■ LISTED RECORDS:

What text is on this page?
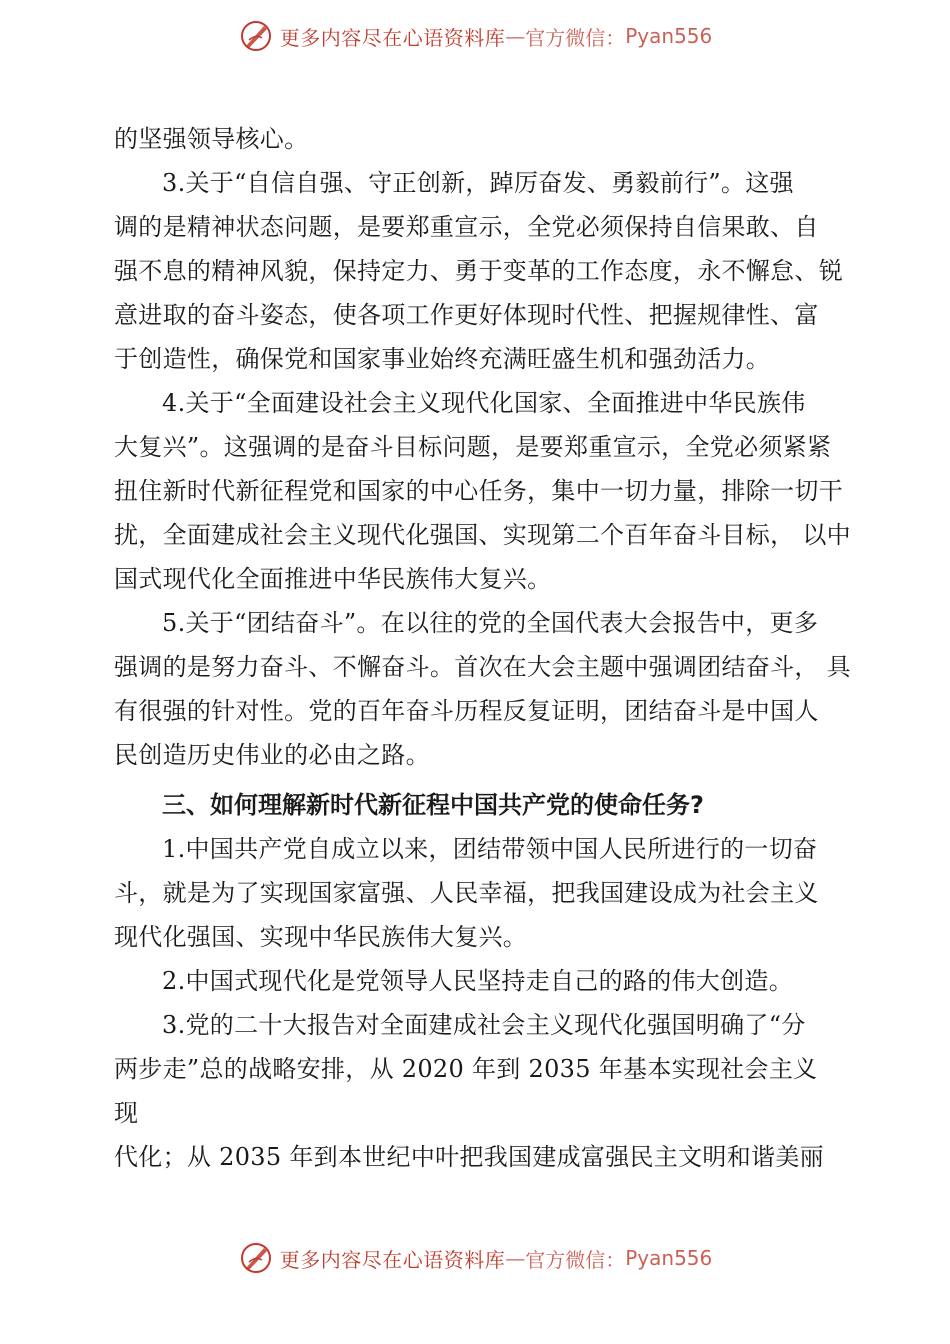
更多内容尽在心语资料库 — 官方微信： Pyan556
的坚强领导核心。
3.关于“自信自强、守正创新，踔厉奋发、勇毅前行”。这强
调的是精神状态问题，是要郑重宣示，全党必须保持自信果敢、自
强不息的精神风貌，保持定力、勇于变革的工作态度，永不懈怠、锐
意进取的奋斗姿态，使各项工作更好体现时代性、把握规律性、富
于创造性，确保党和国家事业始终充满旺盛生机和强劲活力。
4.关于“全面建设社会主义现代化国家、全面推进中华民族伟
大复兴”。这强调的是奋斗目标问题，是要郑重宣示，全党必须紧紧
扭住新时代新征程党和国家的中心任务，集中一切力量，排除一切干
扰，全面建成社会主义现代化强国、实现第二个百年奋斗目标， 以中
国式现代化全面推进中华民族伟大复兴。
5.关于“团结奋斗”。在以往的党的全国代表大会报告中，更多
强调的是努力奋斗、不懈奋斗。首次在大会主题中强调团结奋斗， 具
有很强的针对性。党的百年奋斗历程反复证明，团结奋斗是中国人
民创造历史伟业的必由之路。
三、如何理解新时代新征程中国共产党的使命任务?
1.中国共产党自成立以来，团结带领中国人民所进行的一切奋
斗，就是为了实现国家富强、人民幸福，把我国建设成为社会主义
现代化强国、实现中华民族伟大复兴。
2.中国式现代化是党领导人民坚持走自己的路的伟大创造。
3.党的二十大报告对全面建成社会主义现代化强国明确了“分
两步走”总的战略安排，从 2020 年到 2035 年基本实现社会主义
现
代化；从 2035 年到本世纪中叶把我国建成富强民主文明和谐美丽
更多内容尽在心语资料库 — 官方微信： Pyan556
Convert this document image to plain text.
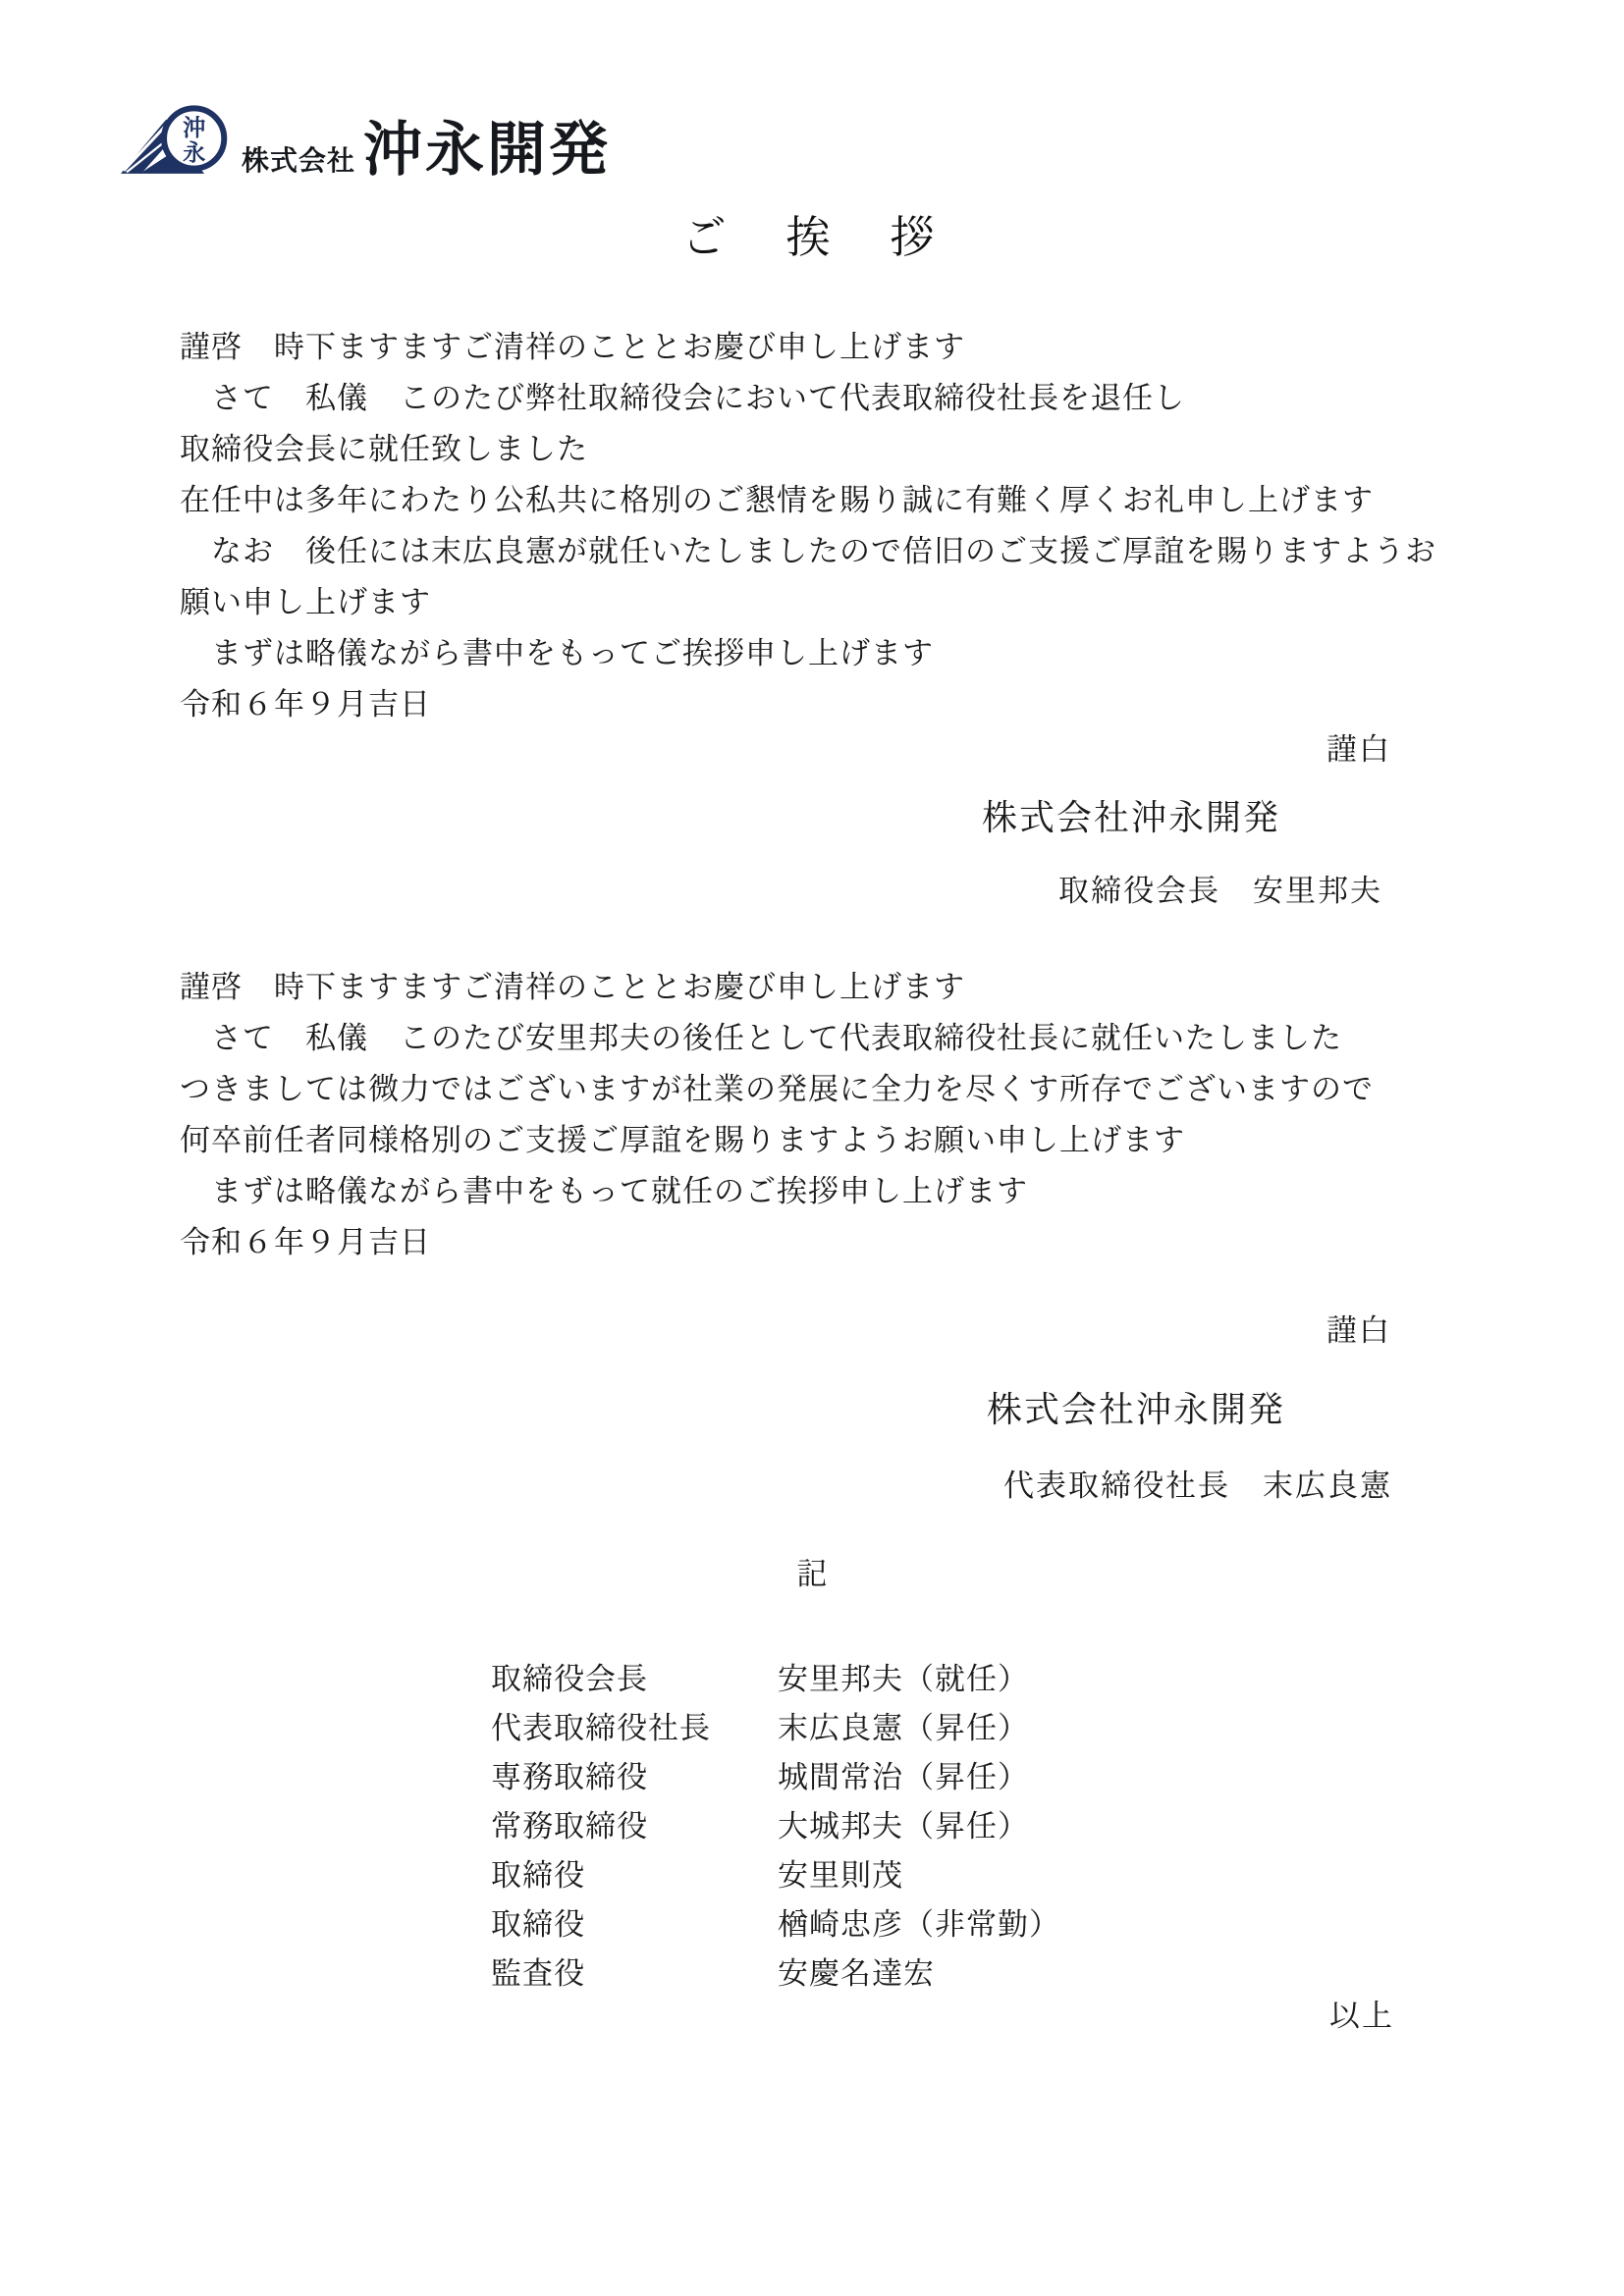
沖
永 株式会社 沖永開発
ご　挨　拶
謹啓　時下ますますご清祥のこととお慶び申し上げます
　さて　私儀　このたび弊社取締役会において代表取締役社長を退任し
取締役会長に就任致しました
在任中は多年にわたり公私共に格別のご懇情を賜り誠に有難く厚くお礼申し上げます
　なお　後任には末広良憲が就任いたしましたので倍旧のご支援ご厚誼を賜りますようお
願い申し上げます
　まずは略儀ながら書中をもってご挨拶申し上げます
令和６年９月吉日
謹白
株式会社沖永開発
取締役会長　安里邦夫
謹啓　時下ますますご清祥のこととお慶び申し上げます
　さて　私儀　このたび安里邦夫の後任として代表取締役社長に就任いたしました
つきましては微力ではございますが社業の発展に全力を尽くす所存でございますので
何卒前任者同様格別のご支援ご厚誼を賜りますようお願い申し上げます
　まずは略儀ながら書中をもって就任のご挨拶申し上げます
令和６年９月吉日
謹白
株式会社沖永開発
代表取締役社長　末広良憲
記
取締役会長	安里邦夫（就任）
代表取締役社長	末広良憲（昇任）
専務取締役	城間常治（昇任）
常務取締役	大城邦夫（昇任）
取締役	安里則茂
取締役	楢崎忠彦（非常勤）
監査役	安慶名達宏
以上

■ DIRECTION: Using the records above, retype everything exactly except the pictures.

■ COMPLETED EXERCISE:
What text is on this page?
更多内容尽在心语资料库 — 官方微信： Pyan556
的坚强领导核心。
3.关于“自信自强、守正创新，踔厉奋发、勇毅前行”。这强
调的是精神状态问题，是要郑重宣示，全党必须保持自信果敢、自
强不息的精神风貌，保持定力、勇于变革的工作态度，永不懈怠、锐
意进取的奋斗姿态，使各项工作更好体现时代性、把握规律性、富
于创造性，确保党和国家事业始终充满旺盛生机和强劲活力。
4.关于“全面建设社会主义现代化国家、全面推进中华民族伟
大复兴”。这强调的是奋斗目标问题，是要郑重宣示，全党必须紧紧
扭住新时代新征程党和国家的中心任务，集中一切力量，排除一切干
扰，全面建成社会主义现代化强国、实现第二个百年奋斗目标， 以中
国式现代化全面推进中华民族伟大复兴。
5.关于“团结奋斗”。在以往的党的全国代表大会报告中，更多
强调的是努力奋斗、不懈奋斗。首次在大会主题中强调团结奋斗， 具
有很强的针对性。党的百年奋斗历程反复证明，团结奋斗是中国人
民创造历史伟业的必由之路。
三、如何理解新时代新征程中国共产党的使命任务?
1.中国共产党自成立以来，团结带领中国人民所进行的一切奋
斗，就是为了实现国家富强、人民幸福，把我国建设成为社会主义
现代化强国、实现中华民族伟大复兴。
2.中国式现代化是党领导人民坚持走自己的路的伟大创造。
3.党的二十大报告对全面建成社会主义现代化强国明确了“分
两步走”总的战略安排，从 2020 年到 2035 年基本实现社会主义
现
代化；从 2035 年到本世纪中叶把我国建成富强民主文明和谐美丽
更多内容尽在心语资料库 — 官方微信： Pyan556
Convert this document image to plain text.
沖
永 株式会社 沖永開発
ご　挨　拶
謹啓　時下ますますご清祥のこととお慶び申し上げます
　さて　私儀　このたび弊社取締役会において代表取締役社長を退任し
取締役会長に就任致しました
在任中は多年にわたり公私共に格別のご懇情を賜り誠に有難く厚くお礼申し上げます
　なお　後任には末広良憲が就任いたしましたので倍旧のご支援ご厚誼を賜りますようお
願い申し上げます
　まずは略儀ながら書中をもってご挨拶申し上げます
令和６年９月吉日
謹白
株式会社沖永開発
取締役会長　安里邦夫
謹啓　時下ますますご清祥のこととお慶び申し上げます
　さて　私儀　このたび安里邦夫の後任として代表取締役社長に就任いたしました
つきましては微力ではございますが社業の発展に全力を尽くす所存でございますので
何卒前任者同様格別のご支援ご厚誼を賜りますようお願い申し上げます
　まずは略儀ながら書中をもって就任のご挨拶申し上げます
令和６年９月吉日
謹白
株式会社沖永開発
代表取締役社長　末広良憲
記
取締役会長	安里邦夫（就任）
代表取締役社長	末広良憲（昇任）
専務取締役	城間常治（昇任）
常務取締役	大城邦夫（昇任）
取締役	安里則茂
取締役	楢崎忠彦（非常勤）
監査役	安慶名達宏
以上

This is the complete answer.